(Given instruction): Below are some records. Quote exactly the lines from the one that contains "Type out the text in this image." through the last, both included, and leave out the pictures.

(Data records):
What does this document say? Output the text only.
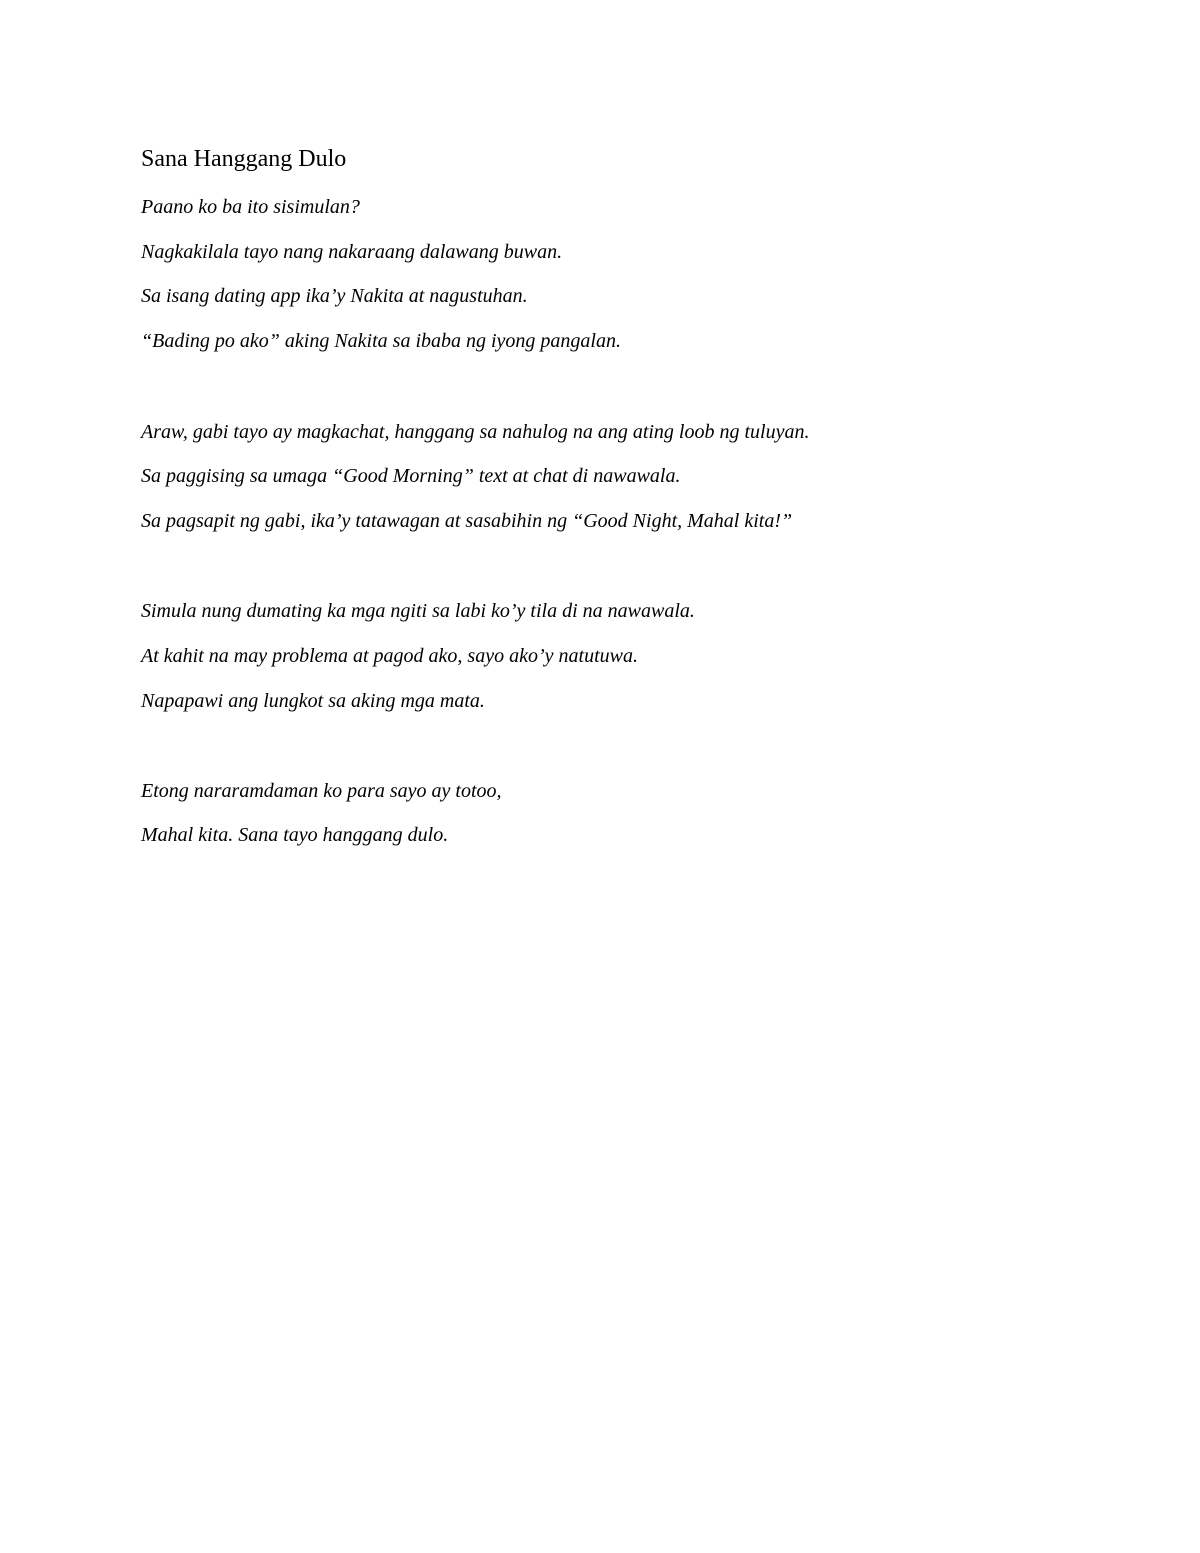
Sana Hanggang Dulo

Paano ko ba ito sisimulan?

Nagkakilala tayo nang nakaraang dalawang buwan.

Sa isang dating app ika’y Nakita at nagustuhan.

“Bading po ako” aking Nakita sa ibaba ng iyong pangalan.

Araw, gabi tayo ay magkachat, hanggang sa nahulog na ang ating loob ng tuluyan.

Sa paggising sa umaga “Good Morning” text at chat di nawawala.

Sa pagsapit ng gabi, ika’y tatawagan at sasabihin ng “Good Night, Mahal kita!”

Simula nung dumating ka mga ngiti sa labi ko’y tila di na nawawala.

At kahit na may problema at pagod ako, sayo ako’y natutuwa.

Napapawi ang lungkot sa aking mga mata.

Etong nararamdaman ko para sayo ay totoo,

Mahal kita. Sana tayo hanggang dulo.
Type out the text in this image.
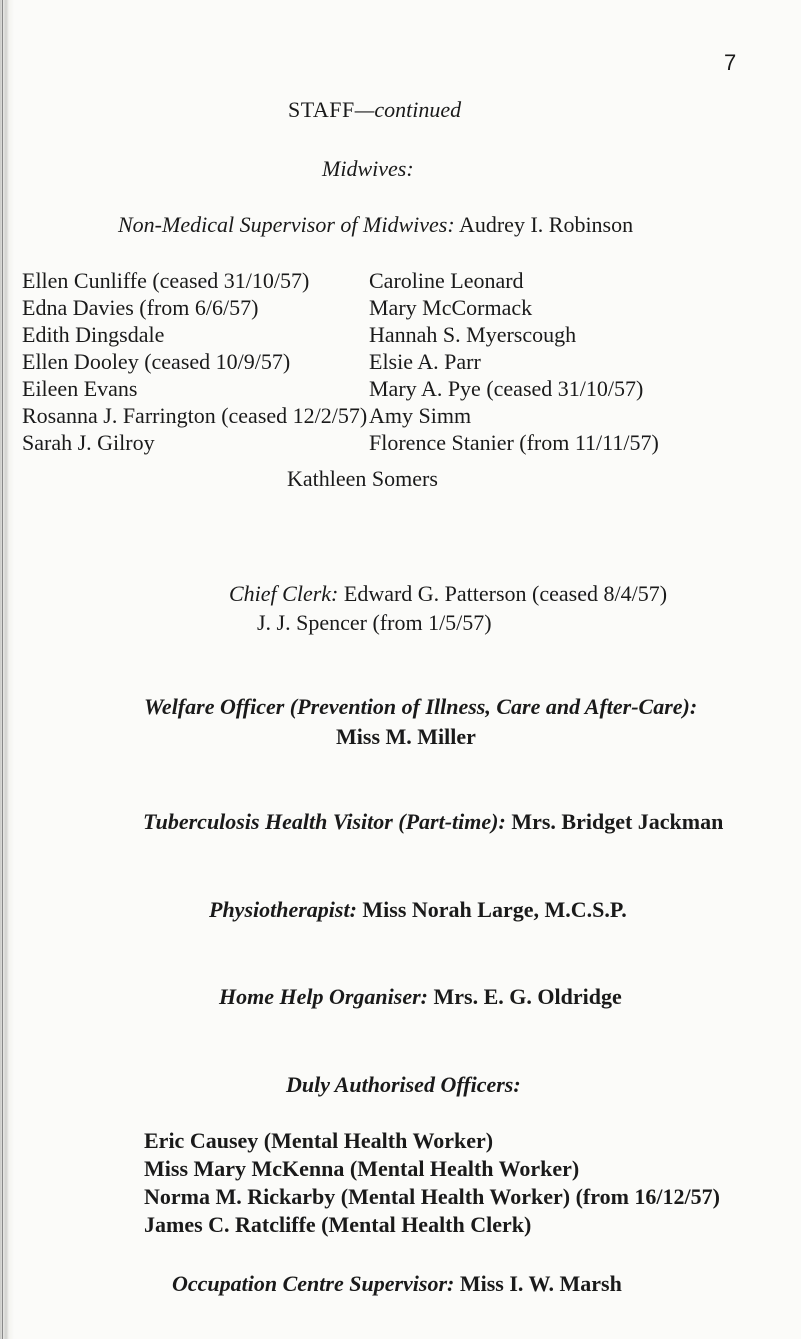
7
STAFF—continued
Midwives:
Non-Medical Supervisor of Midwives: Audrey I. Robinson
Ellen Cunliffe (ceased 31/10/57)
Edna Davies (from 6/6/57)
Edith Dingsdale
Ellen Dooley (ceased 10/9/57)
Eileen Evans
Rosanna J. Farrington (ceased 12/2/57)
Sarah J. Gilroy
Caroline Leonard
Mary McCormack
Hannah S. Myerscough
Elsie A. Parr
Mary A. Pye (ceased 31/10/57)
Amy Simm
Florence Stanier (from 11/11/57)
Kathleen Somers
Chief Clerk: Edward G. Patterson (ceased 8/4/57)
J. J. Spencer (from 1/5/57)
Welfare Officer (Prevention of Illness, Care and After-Care):
Miss M. Miller
Tuberculosis Health Visitor (Part-time): Mrs. Bridget Jackman
Physiotherapist: Miss Norah Large, M.C.S.P.
Home Help Organiser: Mrs. E. G. Oldridge
Duly Authorised Officers:
Eric Causey (Mental Health Worker)
Miss Mary McKenna (Mental Health Worker)
Norma M. Rickarby (Mental Health Worker) (from 16/12/57)
James C. Ratcliffe (Mental Health Clerk)
Occupation Centre Supervisor: Miss I. W. Marsh
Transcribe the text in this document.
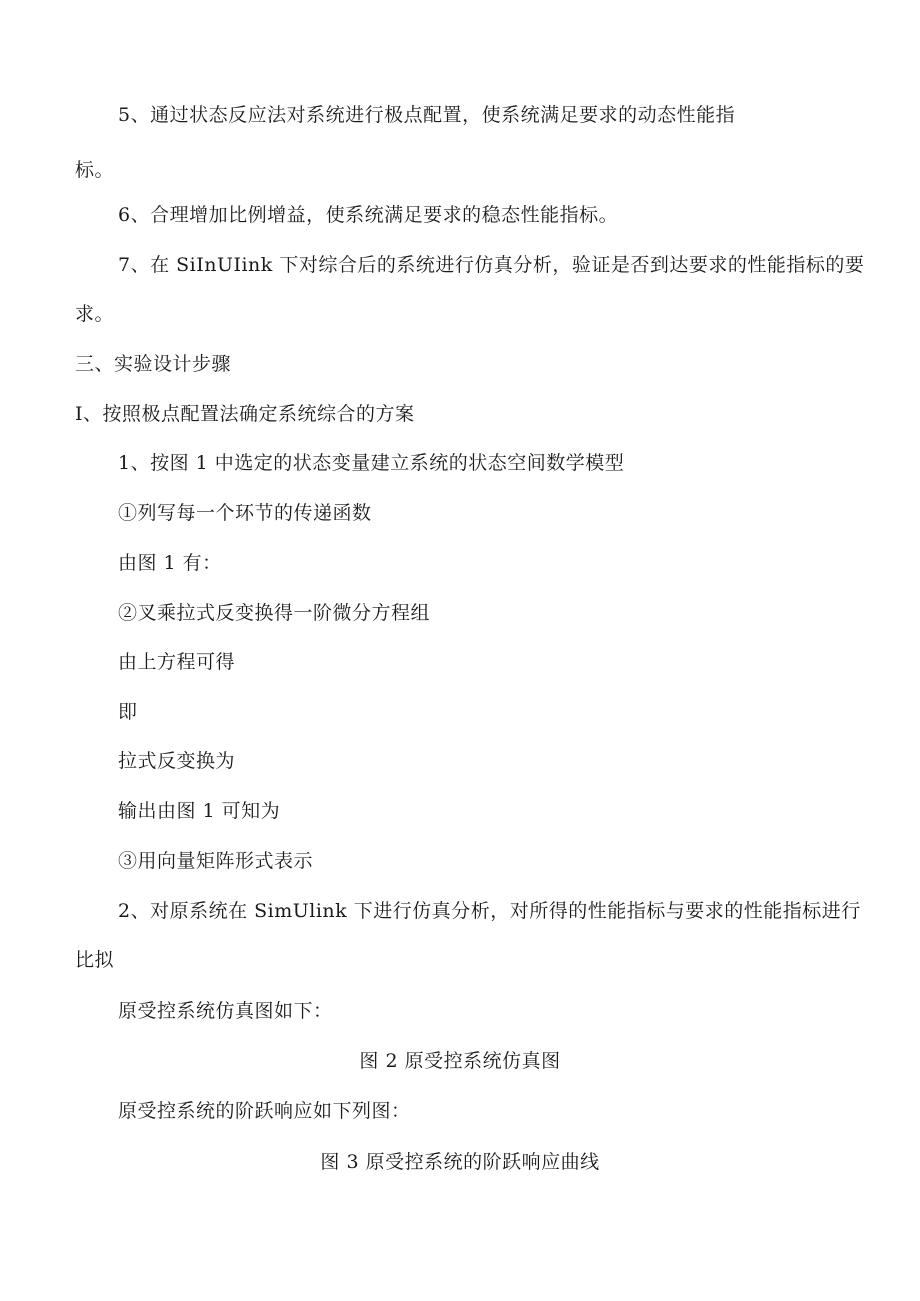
5、通过状态反应法对系统进行极点配置，使系统满足要求的动态性能指
标。
6、合理增加比例增益，使系统满足要求的稳态性能指标。
7、在 SiInUIink 下对综合后的系统进行仿真分析，验证是否到达要求的性能指标的要
求。
三、实验设计步骤
I、按照极点配置法确定系统综合的方案
1、按图 1 中选定的状态变量建立系统的状态空间数学模型
①列写每一个环节的传递函数
由图 1 有：
②叉乘拉式反变换得一阶微分方程组
由上方程可得
即
拉式反变换为
输出由图 1 可知为
③用向量矩阵形式表示
2、对原系统在 SimUlink 下进行仿真分析，对所得的性能指标与要求的性能指标进行
比拟
原受控系统仿真图如下：
图 2 原受控系统仿真图
原受控系统的阶跃响应如下列图：
图 3 原受控系统的阶跃响应曲线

(Output below):
Type out the text in this image.
7
STAFF—continued
Midwives:
Non-Medical Supervisor of Midwives: Audrey I. Robinson
Ellen Cunliffe (ceased 31/10/57)
Edna Davies (from 6/6/57)
Edith Dingsdale
Ellen Dooley (ceased 10/9/57)
Eileen Evans
Rosanna J. Farrington (ceased 12/2/57)
Sarah J. Gilroy
Caroline Leonard
Mary McCormack
Hannah S. Myerscough
Elsie A. Parr
Mary A. Pye (ceased 31/10/57)
Amy Simm
Florence Stanier (from 11/11/57)
Kathleen Somers
Chief Clerk: Edward G. Patterson (ceased 8/4/57)
J. J. Spencer (from 1/5/57)
Welfare Officer (Prevention of Illness, Care and After-Care):
Miss M. Miller
Tuberculosis Health Visitor (Part-time): Mrs. Bridget Jackman
Physiotherapist: Miss Norah Large, M.C.S.P.
Home Help Organiser: Mrs. E. G. Oldridge
Duly Authorised Officers:
Eric Causey (Mental Health Worker)
Miss Mary McKenna (Mental Health Worker)
Norma M. Rickarby (Mental Health Worker) (from 16/12/57)
James C. Ratcliffe (Mental Health Clerk)
Occupation Centre Supervisor: Miss I. W. Marsh
Transcribe the text in this document.
5、通过状态反应法对系统进行极点配置，使系统满足要求的动态性能指
标。
6、合理增加比例增益，使系统满足要求的稳态性能指标。
7、在 SiInUIink 下对综合后的系统进行仿真分析，验证是否到达要求的性能指标的要
求。
三、实验设计步骤
I、按照极点配置法确定系统综合的方案
1、按图 1 中选定的状态变量建立系统的状态空间数学模型
①列写每一个环节的传递函数
由图 1 有：
②叉乘拉式反变换得一阶微分方程组
由上方程可得
即
拉式反变换为
输出由图 1 可知为
③用向量矩阵形式表示
2、对原系统在 SimUlink 下进行仿真分析，对所得的性能指标与要求的性能指标进行
比拟
原受控系统仿真图如下：
图 2 原受控系统仿真图
原受控系统的阶跃响应如下列图：
图 3 原受控系统的阶跃响应曲线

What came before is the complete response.